Task description. Go through the entries below and retype them exactly, omitting each picture.

Information shown.

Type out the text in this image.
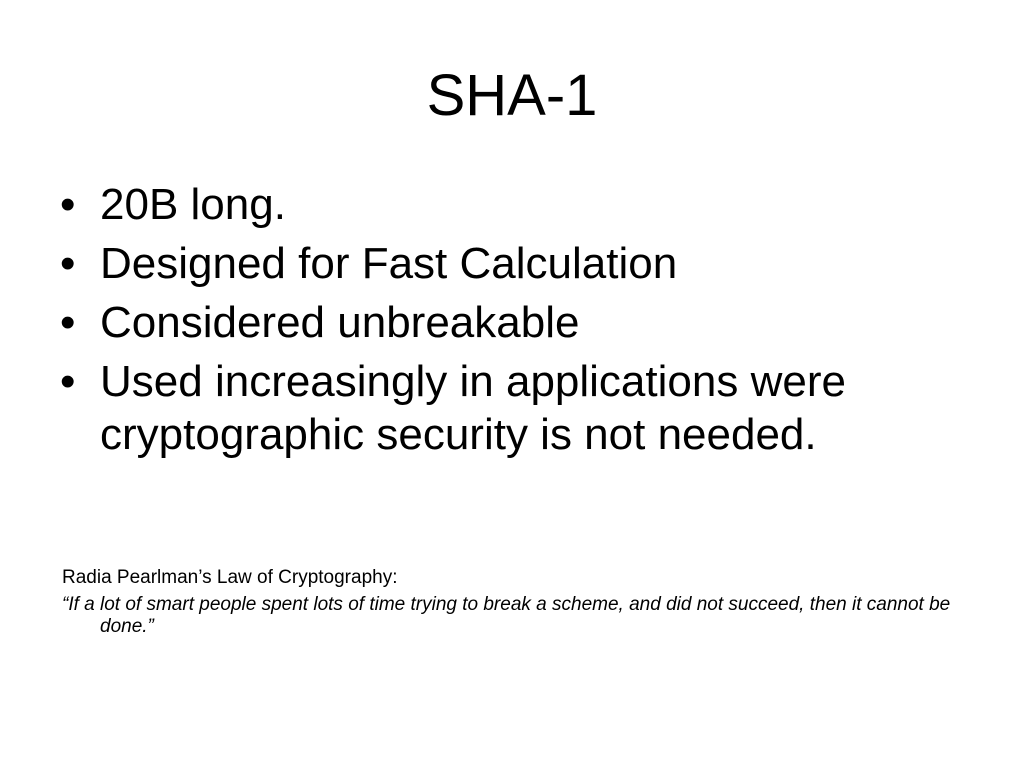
SHA-1
• 20B long.
• Designed for Fast Calculation
• Considered unbreakable
• Used increasingly in applications were cryptographic security is not needed.

Radia Pearlman’s Law of Cryptography:

“If a lot of smart people spent lots of time trying to break a scheme, and did not succeed, then it cannot be done.”
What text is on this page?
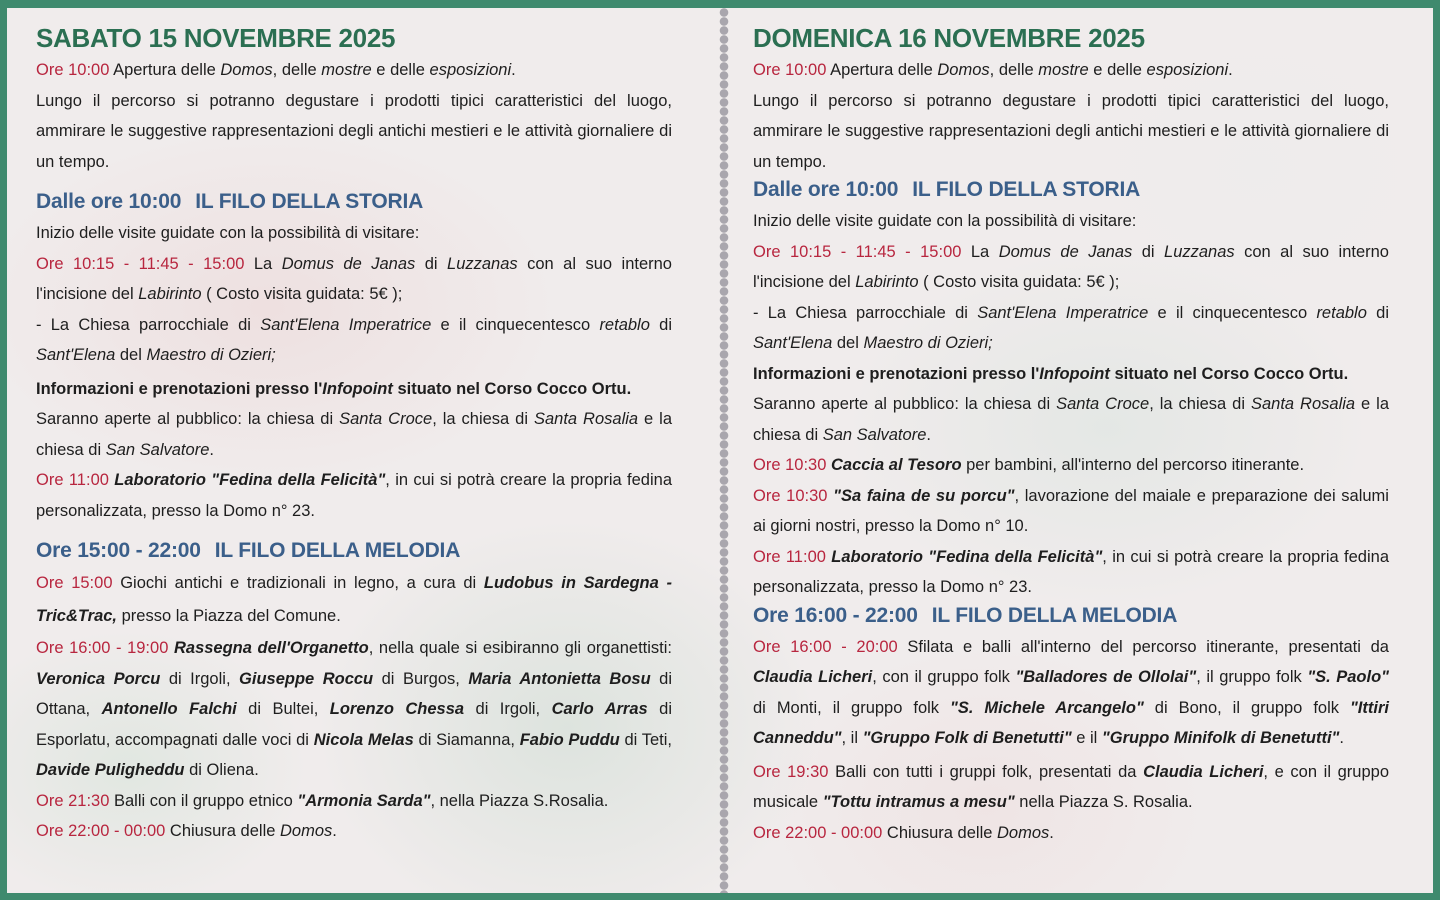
SABATO 15 NOVEMBRE 2025

Ore 10:00 Apertura delle Domos, delle mostre e delle esposizioni.

Lungo il percorso si potranno degustare i prodotti tipici caratteristici del luogo, ammirare le suggestive rappresentazioni degli antichi mestieri e le attività giornaliere di un tempo.

Dalle ore 10:00 IL FILO DELLA STORIA

Inizio delle visite guidate con la possibilità di visitare:

Ore 10:15 - 11:45 - 15:00 La Domus de Janas di Luzzanas con al suo interno l'incisione del Labirinto ( Costo visita guidata: 5€ );

- La Chiesa parrocchiale di Sant'Elena Imperatrice e il cinquecentesco retablo di Sant'Elena del Maestro di Ozieri;

Informazioni e prenotazioni presso l'Infopoint situato nel Corso Cocco Ortu.

Saranno aperte al pubblico: la chiesa di Santa Croce, la chiesa di Santa Rosalia e la chiesa di San Salvatore.

Ore 11:00 Laboratorio "Fedina della Felicità", in cui si potrà creare la propria fedina personalizzata, presso la Domo n° 23.

Ore 15:00 - 22:00 IL FILO DELLA MELODIA

Ore 15:00 Giochi antichi e tradizionali in legno, a cura di Ludobus in Sardegna - Tric&Trac, presso la Piazza del Comune.

Ore 16:00 - 19:00 Rassegna dell'Organetto, nella quale si esibiranno gli organettisti: Veronica Porcu di Irgoli, Giuseppe Roccu di Burgos, Maria Antonietta Bosu di Ottana, Antonello Falchi di Bultei, Lorenzo Chessa di Irgoli, Carlo Arras di Esporlatu, accompagnati dalle voci di Nicola Melas di Siamanna, Fabio Puddu di Teti, Davide Puligheddu di Oliena.

Ore 21:30 Balli con il gruppo etnico "Armonia Sarda", nella Piazza S.Rosalia.

Ore 22:00 - 00:00 Chiusura delle Domos.

DOMENICA 16 NOVEMBRE 2025

Ore 10:00 Apertura delle Domos, delle mostre e delle esposizioni.

Lungo il percorso si potranno degustare i prodotti tipici caratteristici del luogo, ammirare le suggestive rappresentazioni degli antichi mestieri e le attività giornaliere di un tempo.

Dalle ore 10:00 IL FILO DELLA STORIA

Inizio delle visite guidate con la possibilità di visitare:

Ore 10:15 - 11:45 - 15:00 La Domus de Janas di Luzzanas con al suo interno l'incisione del Labirinto ( Costo visita guidata: 5€ );

- La Chiesa parrocchiale di Sant'Elena Imperatrice e il cinquecentesco retablo di Sant'Elena del Maestro di Ozieri;

Informazioni e prenotazioni presso l'Infopoint situato nel Corso Cocco Ortu.

Saranno aperte al pubblico: la chiesa di Santa Croce, la chiesa di Santa Rosalia e la chiesa di San Salvatore.

Ore 10:30 Caccia al Tesoro per bambini, all'interno del percorso itinerante.

Ore 10:30 "Sa faina de su porcu", lavorazione del maiale e preparazione dei salumi ai giorni nostri, presso la Domo n° 10.

Ore 11:00 Laboratorio "Fedina della Felicità", in cui si potrà creare la propria fedina personalizzata, presso la Domo n° 23.

Ore 16:00 - 22:00 IL FILO DELLA MELODIA

Ore 16:00 - 20:00 Sfilata e balli all'interno del percorso itinerante, presentati da Claudia Licheri, con il gruppo folk "Balladores de Ollolai", il gruppo folk "S. Paolo" di Monti, il gruppo folk "S. Michele Arcangelo" di Bono, il gruppo folk "Ittiri Canneddu", il "Gruppo Folk di Benetutti" e il "Gruppo Minifolk di Benetutti".

Ore 19:30 Balli con tutti i gruppi folk, presentati da Claudia Licheri, e con il gruppo musicale "Tottu intramus a mesu" nella Piazza S. Rosalia.

Ore 22:00 - 00:00 Chiusura delle Domos.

Expected answer.
Type out the text in this image.
SHA-1
• 20B long.
• Designed for Fast Calculation
• Considered unbreakable
• Used increasingly in applications were cryptographic security is not needed.

Radia Pearlman’s Law of Cryptography:

“If a lot of smart people spent lots of time trying to break a scheme, and did not succeed, then it cannot be done.”
What text is on this page?
SABATO 15 NOVEMBRE 2025

Ore 10:00 Apertura delle Domos, delle mostre e delle esposizioni.

Lungo il percorso si potranno degustare i prodotti tipici caratteristici del luogo, ammirare le suggestive rappresentazioni degli antichi mestieri e le attività giornaliere di un tempo.

Dalle ore 10:00 IL FILO DELLA STORIA

Inizio delle visite guidate con la possibilità di visitare:

Ore 10:15 - 11:45 - 15:00 La Domus de Janas di Luzzanas con al suo interno l'incisione del Labirinto ( Costo visita guidata: 5€ );

- La Chiesa parrocchiale di Sant'Elena Imperatrice e il cinquecentesco retablo di Sant'Elena del Maestro di Ozieri;

Informazioni e prenotazioni presso l'Infopoint situato nel Corso Cocco Ortu.

Saranno aperte al pubblico: la chiesa di Santa Croce, la chiesa di Santa Rosalia e la chiesa di San Salvatore.

Ore 11:00 Laboratorio "Fedina della Felicità", in cui si potrà creare la propria fedina personalizzata, presso la Domo n° 23.

Ore 15:00 - 22:00 IL FILO DELLA MELODIA

Ore 15:00 Giochi antichi e tradizionali in legno, a cura di Ludobus in Sardegna - Tric&Trac, presso la Piazza del Comune.

Ore 16:00 - 19:00 Rassegna dell'Organetto, nella quale si esibiranno gli organettisti: Veronica Porcu di Irgoli, Giuseppe Roccu di Burgos, Maria Antonietta Bosu di Ottana, Antonello Falchi di Bultei, Lorenzo Chessa di Irgoli, Carlo Arras di Esporlatu, accompagnati dalle voci di Nicola Melas di Siamanna, Fabio Puddu di Teti, Davide Puligheddu di Oliena.

Ore 21:30 Balli con il gruppo etnico "Armonia Sarda", nella Piazza S.Rosalia.

Ore 22:00 - 00:00 Chiusura delle Domos.

DOMENICA 16 NOVEMBRE 2025

Ore 10:00 Apertura delle Domos, delle mostre e delle esposizioni.

Lungo il percorso si potranno degustare i prodotti tipici caratteristici del luogo, ammirare le suggestive rappresentazioni degli antichi mestieri e le attività giornaliere di un tempo.

Dalle ore 10:00 IL FILO DELLA STORIA

Inizio delle visite guidate con la possibilità di visitare:

Ore 10:15 - 11:45 - 15:00 La Domus de Janas di Luzzanas con al suo interno l'incisione del Labirinto ( Costo visita guidata: 5€ );

- La Chiesa parrocchiale di Sant'Elena Imperatrice e il cinquecentesco retablo di Sant'Elena del Maestro di Ozieri;

Informazioni e prenotazioni presso l'Infopoint situato nel Corso Cocco Ortu.

Saranno aperte al pubblico: la chiesa di Santa Croce, la chiesa di Santa Rosalia e la chiesa di San Salvatore.

Ore 10:30 Caccia al Tesoro per bambini, all'interno del percorso itinerante.

Ore 10:30 "Sa faina de su porcu", lavorazione del maiale e preparazione dei salumi ai giorni nostri, presso la Domo n° 10.

Ore 11:00 Laboratorio "Fedina della Felicità", in cui si potrà creare la propria fedina personalizzata, presso la Domo n° 23.

Ore 16:00 - 22:00 IL FILO DELLA MELODIA

Ore 16:00 - 20:00 Sfilata e balli all'interno del percorso itinerante, presentati da Claudia Licheri, con il gruppo folk "Balladores de Ollolai", il gruppo folk "S. Paolo" di Monti, il gruppo folk "S. Michele Arcangelo" di Bono, il gruppo folk "Ittiri Canneddu", il "Gruppo Folk di Benetutti" e il "Gruppo Minifolk di Benetutti".

Ore 19:30 Balli con tutti i gruppi folk, presentati da Claudia Licheri, e con il gruppo musicale "Tottu intramus a mesu" nella Piazza S. Rosalia.

Ore 22:00 - 00:00 Chiusura delle Domos.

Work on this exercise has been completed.